### The records
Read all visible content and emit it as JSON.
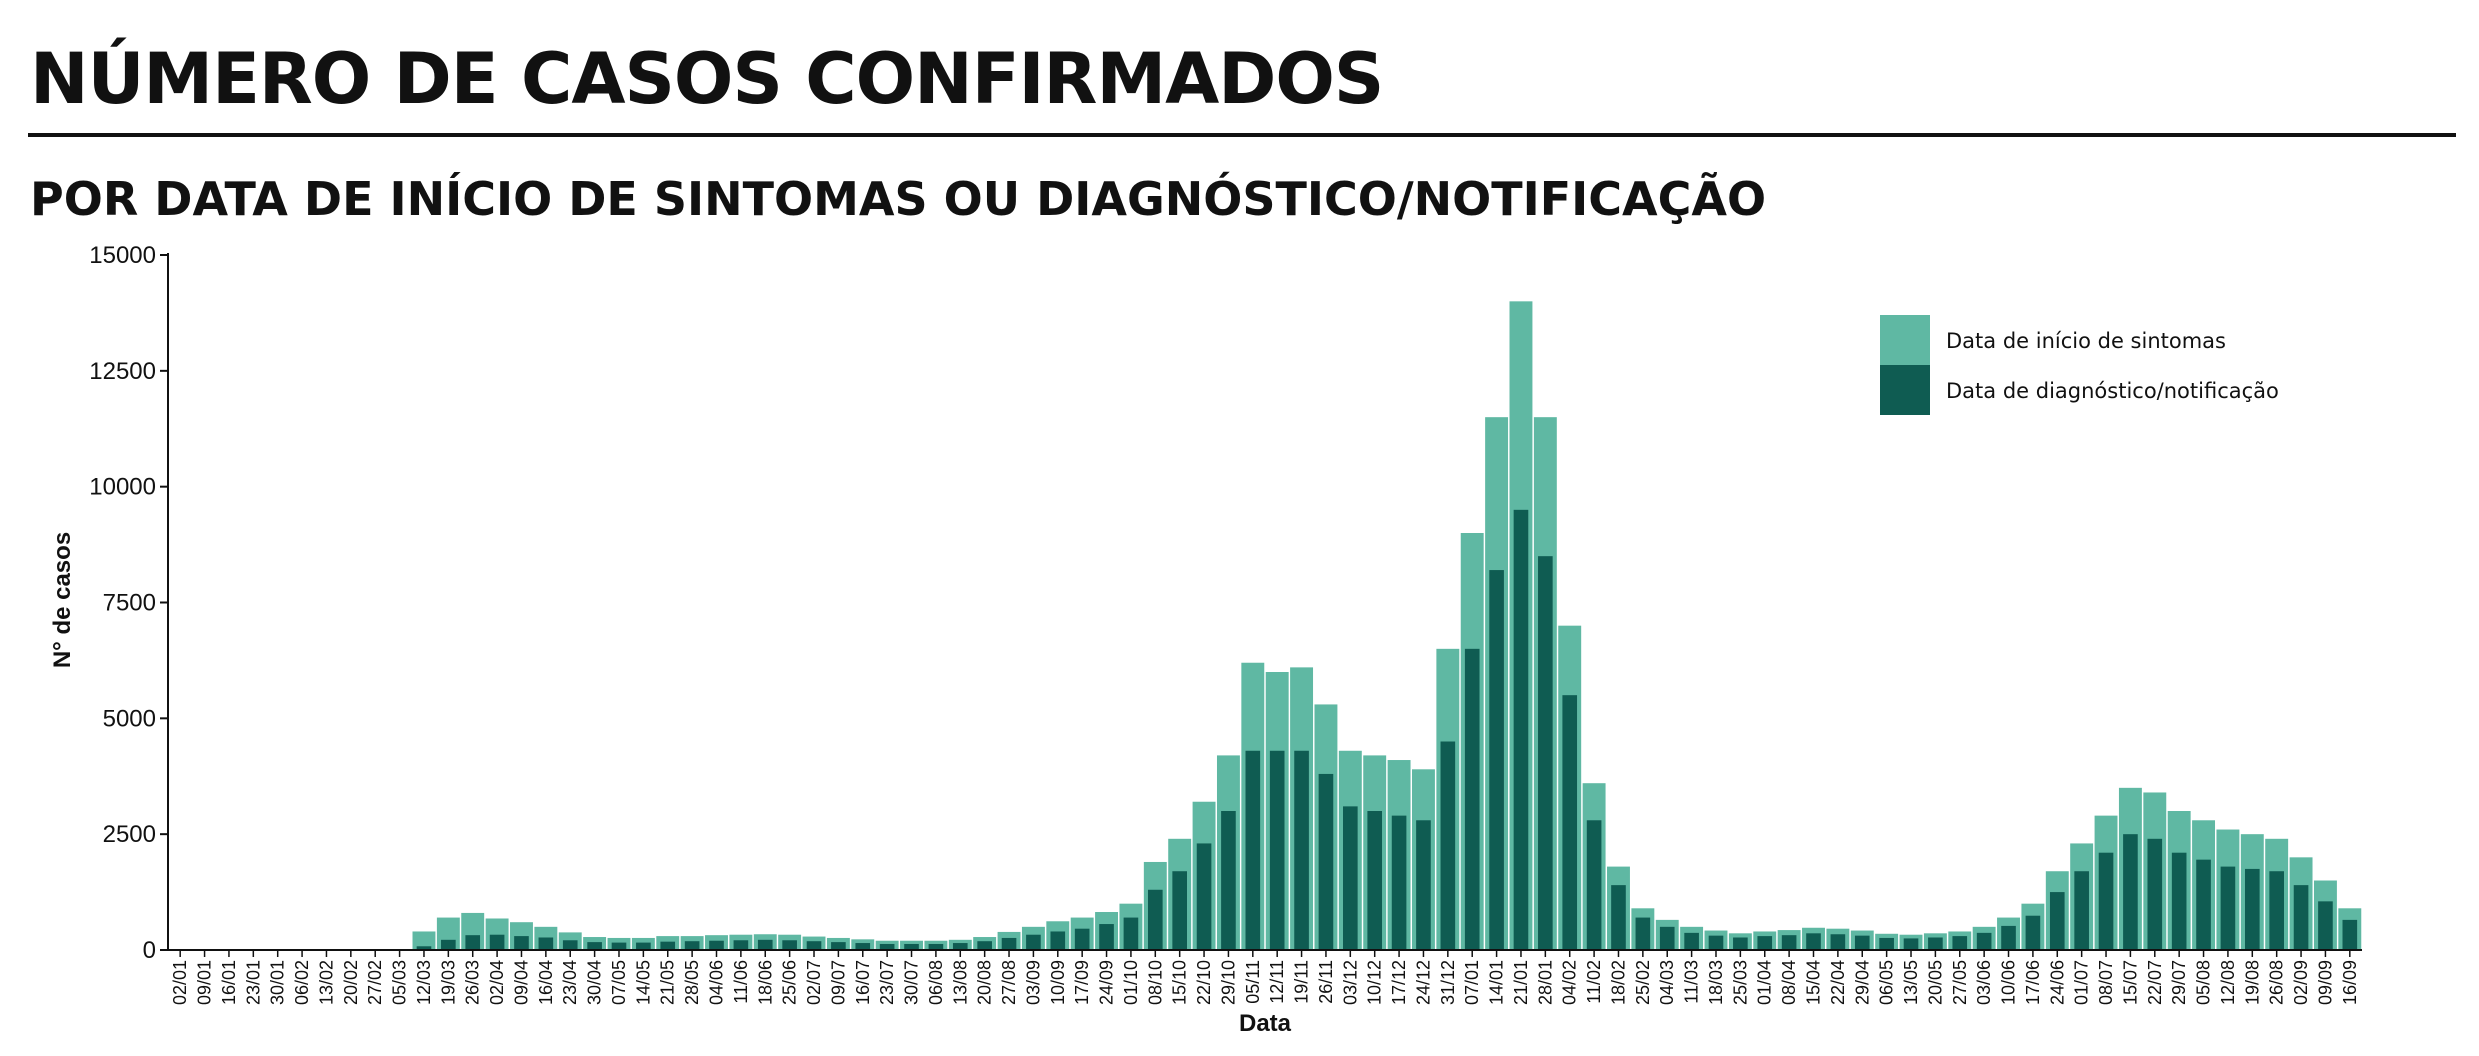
{
  "header": {
    "title": "NÚMERO DE CASOS CONFIRMADOS",
    "subtitle": "POR DATA DE INÍCIO DE SINTOMAS OU DIAGNÓSTICO/NOTIFICAÇÃO"
  },
  "chart_data": {
    "type": "bar",
    "xlabel": "Data",
    "ylabel": "N° de casos",
    "ylim": [
      0,
      15000
    ],
    "yticks": [
      0,
      2500,
      5000,
      7500,
      10000,
      12500,
      15000
    ],
    "grid": false,
    "legend_position": "top-right",
    "x_tick_labels": [
      "02/01",
      "09/01",
      "16/01",
      "23/01",
      "30/01",
      "06/02",
      "13/02",
      "20/02",
      "27/02",
      "05/03",
      "12/03",
      "19/03",
      "26/03",
      "02/04",
      "09/04",
      "16/04",
      "23/04",
      "30/04",
      "07/05",
      "14/05",
      "21/05",
      "28/05",
      "04/06",
      "11/06",
      "18/06",
      "25/06",
      "02/07",
      "09/07",
      "16/07",
      "23/07",
      "30/07",
      "06/08",
      "13/08",
      "20/08",
      "27/08",
      "03/09",
      "10/09",
      "17/09",
      "24/09",
      "01/10",
      "08/10",
      "15/10",
      "22/10",
      "29/10",
      "05/11",
      "12/11",
      "19/11",
      "26/11",
      "03/12",
      "10/12",
      "17/12",
      "24/12",
      "31/12",
      "07/01",
      "14/01",
      "21/01",
      "28/01",
      "04/02",
      "11/02",
      "18/02",
      "25/02",
      "04/03",
      "11/03",
      "18/03",
      "25/03",
      "01/04",
      "08/04",
      "15/04",
      "22/04",
      "29/04",
      "06/05",
      "13/05",
      "20/05",
      "27/05",
      "03/06",
      "10/06",
      "17/06",
      "24/06",
      "01/07",
      "08/07",
      "15/07",
      "22/07",
      "29/07",
      "05/08",
      "12/08",
      "19/08",
      "26/08",
      "02/09",
      "09/09",
      "16/09"
    ],
    "series": [
      {
        "name": "Data de início de sintomas",
        "color": "#5fb8a3",
        "values": [
          0,
          0,
          0,
          0,
          0,
          0,
          0,
          0,
          0,
          0,
          400,
          700,
          800,
          680,
          600,
          500,
          380,
          280,
          260,
          260,
          300,
          300,
          320,
          330,
          340,
          330,
          290,
          260,
          230,
          200,
          200,
          200,
          220,
          280,
          390,
          500,
          620,
          700,
          820,
          1000,
          1900,
          2400,
          3200,
          4200,
          6200,
          6000,
          6100,
          5300,
          4300,
          4200,
          4100,
          3900,
          6500,
          9000,
          11500,
          14000,
          11500,
          7000,
          3600,
          1800,
          900,
          650,
          500,
          420,
          360,
          400,
          430,
          480,
          460,
          420,
          350,
          330,
          360,
          400,
          500,
          700,
          1000,
          1700,
          2300,
          2900,
          3500,
          3400,
          3000,
          2800,
          2600,
          2500,
          2400,
          2000,
          1500,
          900
        ]
      },
      {
        "name": "Data de diagnóstico/notificação",
        "color": "#0f5c52",
        "values": [
          0,
          0,
          0,
          0,
          0,
          0,
          0,
          0,
          0,
          0,
          80,
          220,
          320,
          330,
          300,
          270,
          210,
          170,
          160,
          160,
          180,
          190,
          200,
          210,
          220,
          210,
          190,
          170,
          150,
          130,
          130,
          130,
          150,
          190,
          260,
          330,
          400,
          460,
          560,
          700,
          1300,
          1700,
          2300,
          3000,
          4300,
          4300,
          4300,
          3800,
          3100,
          3000,
          2900,
          2800,
          4500,
          6500,
          8200,
          9500,
          8500,
          5500,
          2800,
          1400,
          700,
          500,
          370,
          310,
          270,
          300,
          320,
          360,
          340,
          310,
          260,
          250,
          270,
          300,
          370,
          520,
          740,
          1250,
          1700,
          2100,
          2500,
          2400,
          2100,
          1950,
          1800,
          1750,
          1700,
          1400,
          1050,
          650
        ]
      }
    ]
  }
}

### Written exercise
Check the data for the word "name" and pull out the lines that have it.

### Exercise response
        "name": "Data de início de sintomas",
        "name": "Data de diagnóstico/notificação",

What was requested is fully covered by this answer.